Task objective: Reproduce verbatim everything from the start of the items below down to and including the line containing "price-scale-badge: 151.557 <box>1651".

--- BEGIN ---

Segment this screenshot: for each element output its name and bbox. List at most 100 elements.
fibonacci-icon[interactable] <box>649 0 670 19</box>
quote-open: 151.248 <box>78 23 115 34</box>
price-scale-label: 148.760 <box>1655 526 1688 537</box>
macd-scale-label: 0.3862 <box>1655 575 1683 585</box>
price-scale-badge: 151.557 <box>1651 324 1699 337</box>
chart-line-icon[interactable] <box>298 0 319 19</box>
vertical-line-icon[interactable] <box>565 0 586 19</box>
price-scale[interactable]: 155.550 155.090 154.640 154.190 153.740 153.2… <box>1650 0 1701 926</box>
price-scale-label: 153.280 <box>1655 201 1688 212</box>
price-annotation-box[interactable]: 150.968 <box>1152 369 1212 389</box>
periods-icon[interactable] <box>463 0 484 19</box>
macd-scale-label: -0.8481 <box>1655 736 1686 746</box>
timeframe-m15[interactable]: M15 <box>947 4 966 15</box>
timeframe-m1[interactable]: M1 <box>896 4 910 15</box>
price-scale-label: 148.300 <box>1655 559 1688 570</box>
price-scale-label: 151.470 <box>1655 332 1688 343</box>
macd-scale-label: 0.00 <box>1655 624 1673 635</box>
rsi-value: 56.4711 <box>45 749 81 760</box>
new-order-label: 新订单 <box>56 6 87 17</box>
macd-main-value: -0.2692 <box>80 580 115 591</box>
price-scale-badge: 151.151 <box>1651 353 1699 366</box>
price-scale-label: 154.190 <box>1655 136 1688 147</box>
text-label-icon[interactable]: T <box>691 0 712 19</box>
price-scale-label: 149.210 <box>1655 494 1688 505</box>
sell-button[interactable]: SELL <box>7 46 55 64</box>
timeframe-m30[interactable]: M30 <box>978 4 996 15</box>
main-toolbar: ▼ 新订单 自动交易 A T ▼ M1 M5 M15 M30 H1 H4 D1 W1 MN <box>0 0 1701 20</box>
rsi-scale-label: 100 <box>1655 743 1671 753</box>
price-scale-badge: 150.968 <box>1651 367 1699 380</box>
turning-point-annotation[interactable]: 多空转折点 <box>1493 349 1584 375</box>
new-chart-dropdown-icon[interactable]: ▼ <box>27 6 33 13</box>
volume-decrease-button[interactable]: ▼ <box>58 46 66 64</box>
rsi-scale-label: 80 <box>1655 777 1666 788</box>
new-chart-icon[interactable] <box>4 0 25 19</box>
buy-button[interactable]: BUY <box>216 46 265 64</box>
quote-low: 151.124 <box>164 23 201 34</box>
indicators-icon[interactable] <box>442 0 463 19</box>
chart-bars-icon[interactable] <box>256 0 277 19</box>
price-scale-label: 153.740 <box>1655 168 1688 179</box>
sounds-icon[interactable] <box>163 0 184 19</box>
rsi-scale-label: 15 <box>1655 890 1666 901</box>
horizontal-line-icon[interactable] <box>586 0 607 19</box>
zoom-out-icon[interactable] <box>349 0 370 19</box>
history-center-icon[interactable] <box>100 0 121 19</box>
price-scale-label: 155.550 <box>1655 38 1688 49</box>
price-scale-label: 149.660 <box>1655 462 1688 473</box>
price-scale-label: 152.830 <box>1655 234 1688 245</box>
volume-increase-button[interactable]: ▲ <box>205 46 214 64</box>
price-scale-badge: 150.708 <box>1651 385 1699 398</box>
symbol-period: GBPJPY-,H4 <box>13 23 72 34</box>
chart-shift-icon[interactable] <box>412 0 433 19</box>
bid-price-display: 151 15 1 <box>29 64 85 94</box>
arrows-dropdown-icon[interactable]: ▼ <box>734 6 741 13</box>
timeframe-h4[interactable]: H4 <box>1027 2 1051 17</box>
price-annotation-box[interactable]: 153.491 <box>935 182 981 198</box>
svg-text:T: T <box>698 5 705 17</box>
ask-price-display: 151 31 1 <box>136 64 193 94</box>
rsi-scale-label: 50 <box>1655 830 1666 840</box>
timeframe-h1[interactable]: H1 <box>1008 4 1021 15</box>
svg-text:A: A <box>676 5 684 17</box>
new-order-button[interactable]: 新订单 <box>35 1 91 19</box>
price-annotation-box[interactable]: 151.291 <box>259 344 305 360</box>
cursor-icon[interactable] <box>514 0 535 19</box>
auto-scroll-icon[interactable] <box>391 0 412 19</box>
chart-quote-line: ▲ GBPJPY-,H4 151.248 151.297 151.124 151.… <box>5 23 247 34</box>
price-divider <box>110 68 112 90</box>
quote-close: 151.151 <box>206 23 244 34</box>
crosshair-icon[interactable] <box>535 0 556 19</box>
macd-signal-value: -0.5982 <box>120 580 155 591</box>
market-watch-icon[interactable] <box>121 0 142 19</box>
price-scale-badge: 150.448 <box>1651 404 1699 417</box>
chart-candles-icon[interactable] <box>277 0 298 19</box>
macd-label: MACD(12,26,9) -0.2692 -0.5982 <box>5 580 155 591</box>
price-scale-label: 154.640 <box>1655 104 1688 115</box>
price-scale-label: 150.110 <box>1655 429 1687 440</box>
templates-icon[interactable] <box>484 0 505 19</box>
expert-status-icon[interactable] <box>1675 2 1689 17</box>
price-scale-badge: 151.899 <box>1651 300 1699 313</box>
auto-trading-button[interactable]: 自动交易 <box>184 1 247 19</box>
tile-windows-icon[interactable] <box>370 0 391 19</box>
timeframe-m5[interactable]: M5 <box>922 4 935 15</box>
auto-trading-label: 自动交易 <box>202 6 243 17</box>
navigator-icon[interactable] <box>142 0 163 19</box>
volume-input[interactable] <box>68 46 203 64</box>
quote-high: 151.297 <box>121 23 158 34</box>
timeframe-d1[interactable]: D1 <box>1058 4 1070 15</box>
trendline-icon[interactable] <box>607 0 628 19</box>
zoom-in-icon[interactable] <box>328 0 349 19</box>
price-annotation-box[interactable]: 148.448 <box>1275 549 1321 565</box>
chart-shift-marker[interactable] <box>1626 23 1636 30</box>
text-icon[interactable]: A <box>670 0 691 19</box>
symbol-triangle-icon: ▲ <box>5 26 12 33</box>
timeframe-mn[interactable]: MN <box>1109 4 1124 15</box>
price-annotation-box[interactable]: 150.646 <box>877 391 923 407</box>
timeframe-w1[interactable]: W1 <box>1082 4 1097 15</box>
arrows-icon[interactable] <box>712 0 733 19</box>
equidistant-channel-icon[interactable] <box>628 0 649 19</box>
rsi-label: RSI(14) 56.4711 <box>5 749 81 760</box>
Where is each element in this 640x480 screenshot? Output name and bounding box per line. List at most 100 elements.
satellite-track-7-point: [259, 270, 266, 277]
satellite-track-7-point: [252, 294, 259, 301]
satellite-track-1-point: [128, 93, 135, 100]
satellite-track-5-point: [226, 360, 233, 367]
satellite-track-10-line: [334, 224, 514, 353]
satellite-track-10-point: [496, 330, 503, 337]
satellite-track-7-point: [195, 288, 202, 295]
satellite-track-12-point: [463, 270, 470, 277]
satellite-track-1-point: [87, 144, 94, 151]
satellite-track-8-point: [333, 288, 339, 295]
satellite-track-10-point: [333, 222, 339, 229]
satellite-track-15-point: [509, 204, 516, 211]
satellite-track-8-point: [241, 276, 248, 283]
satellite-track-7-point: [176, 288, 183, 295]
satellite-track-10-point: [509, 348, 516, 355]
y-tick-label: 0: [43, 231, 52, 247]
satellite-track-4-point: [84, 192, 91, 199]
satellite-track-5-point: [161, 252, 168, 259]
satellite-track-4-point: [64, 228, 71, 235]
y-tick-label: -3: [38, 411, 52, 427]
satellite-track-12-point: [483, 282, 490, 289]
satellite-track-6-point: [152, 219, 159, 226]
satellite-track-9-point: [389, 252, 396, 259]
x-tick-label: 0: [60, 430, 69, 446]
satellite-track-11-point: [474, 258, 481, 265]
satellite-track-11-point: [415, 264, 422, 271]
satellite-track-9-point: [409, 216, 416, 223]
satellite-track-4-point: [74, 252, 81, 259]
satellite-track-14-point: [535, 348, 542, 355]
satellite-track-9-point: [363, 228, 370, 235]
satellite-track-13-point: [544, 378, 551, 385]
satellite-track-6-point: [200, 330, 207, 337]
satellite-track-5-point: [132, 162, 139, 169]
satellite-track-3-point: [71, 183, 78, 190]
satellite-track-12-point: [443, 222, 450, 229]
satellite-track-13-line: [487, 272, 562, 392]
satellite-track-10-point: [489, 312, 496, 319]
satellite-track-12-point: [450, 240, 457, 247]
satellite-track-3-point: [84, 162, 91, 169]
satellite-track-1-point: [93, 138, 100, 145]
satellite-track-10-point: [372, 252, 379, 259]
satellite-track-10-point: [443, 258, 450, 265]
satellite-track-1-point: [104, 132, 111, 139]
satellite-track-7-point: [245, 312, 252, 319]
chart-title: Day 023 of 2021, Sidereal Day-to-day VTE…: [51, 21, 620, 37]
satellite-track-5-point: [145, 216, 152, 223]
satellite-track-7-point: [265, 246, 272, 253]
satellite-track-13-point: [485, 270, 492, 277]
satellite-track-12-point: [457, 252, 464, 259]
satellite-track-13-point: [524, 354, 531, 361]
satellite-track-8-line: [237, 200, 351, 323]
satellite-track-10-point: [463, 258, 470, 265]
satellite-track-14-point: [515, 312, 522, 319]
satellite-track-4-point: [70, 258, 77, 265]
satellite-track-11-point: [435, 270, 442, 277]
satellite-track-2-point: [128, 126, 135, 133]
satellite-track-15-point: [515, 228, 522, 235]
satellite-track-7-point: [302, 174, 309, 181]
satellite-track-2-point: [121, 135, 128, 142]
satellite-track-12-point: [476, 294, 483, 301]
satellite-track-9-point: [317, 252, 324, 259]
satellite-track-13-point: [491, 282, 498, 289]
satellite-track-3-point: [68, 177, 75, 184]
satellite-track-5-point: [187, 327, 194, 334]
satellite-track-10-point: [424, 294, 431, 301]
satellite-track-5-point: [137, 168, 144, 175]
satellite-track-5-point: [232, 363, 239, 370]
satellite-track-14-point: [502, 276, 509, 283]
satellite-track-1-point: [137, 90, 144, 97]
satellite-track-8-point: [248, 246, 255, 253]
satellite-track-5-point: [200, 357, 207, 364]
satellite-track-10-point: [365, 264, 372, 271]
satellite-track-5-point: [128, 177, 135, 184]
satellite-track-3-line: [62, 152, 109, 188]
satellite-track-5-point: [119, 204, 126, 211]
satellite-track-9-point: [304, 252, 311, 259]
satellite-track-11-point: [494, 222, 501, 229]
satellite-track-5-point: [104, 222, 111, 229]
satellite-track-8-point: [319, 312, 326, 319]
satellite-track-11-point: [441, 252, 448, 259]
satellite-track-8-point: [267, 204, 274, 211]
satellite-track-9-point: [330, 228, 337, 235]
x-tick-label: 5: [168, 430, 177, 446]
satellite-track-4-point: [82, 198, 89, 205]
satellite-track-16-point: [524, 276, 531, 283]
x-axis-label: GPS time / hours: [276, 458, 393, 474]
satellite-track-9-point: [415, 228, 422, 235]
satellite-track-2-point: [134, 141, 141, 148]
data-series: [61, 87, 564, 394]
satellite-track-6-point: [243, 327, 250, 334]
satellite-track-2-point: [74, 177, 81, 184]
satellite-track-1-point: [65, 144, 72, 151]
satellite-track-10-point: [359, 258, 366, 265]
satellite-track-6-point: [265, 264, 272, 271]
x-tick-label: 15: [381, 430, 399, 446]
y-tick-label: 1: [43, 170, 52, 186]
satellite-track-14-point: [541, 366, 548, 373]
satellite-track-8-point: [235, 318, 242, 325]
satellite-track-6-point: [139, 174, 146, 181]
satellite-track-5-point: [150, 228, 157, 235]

--- END ---

Answer to the exercise:
Segment this screenshot: for each element output its name and bbox. List at most 100 elements.
fibonacci-icon[interactable] <box>649 0 670 19</box>
quote-open: 151.248 <box>78 23 115 34</box>
price-scale-label: 148.760 <box>1655 526 1688 537</box>
macd-scale-label: 0.3862 <box>1655 575 1683 585</box>
price-scale-badge: 151.557 <box>1651 324 1699 337</box>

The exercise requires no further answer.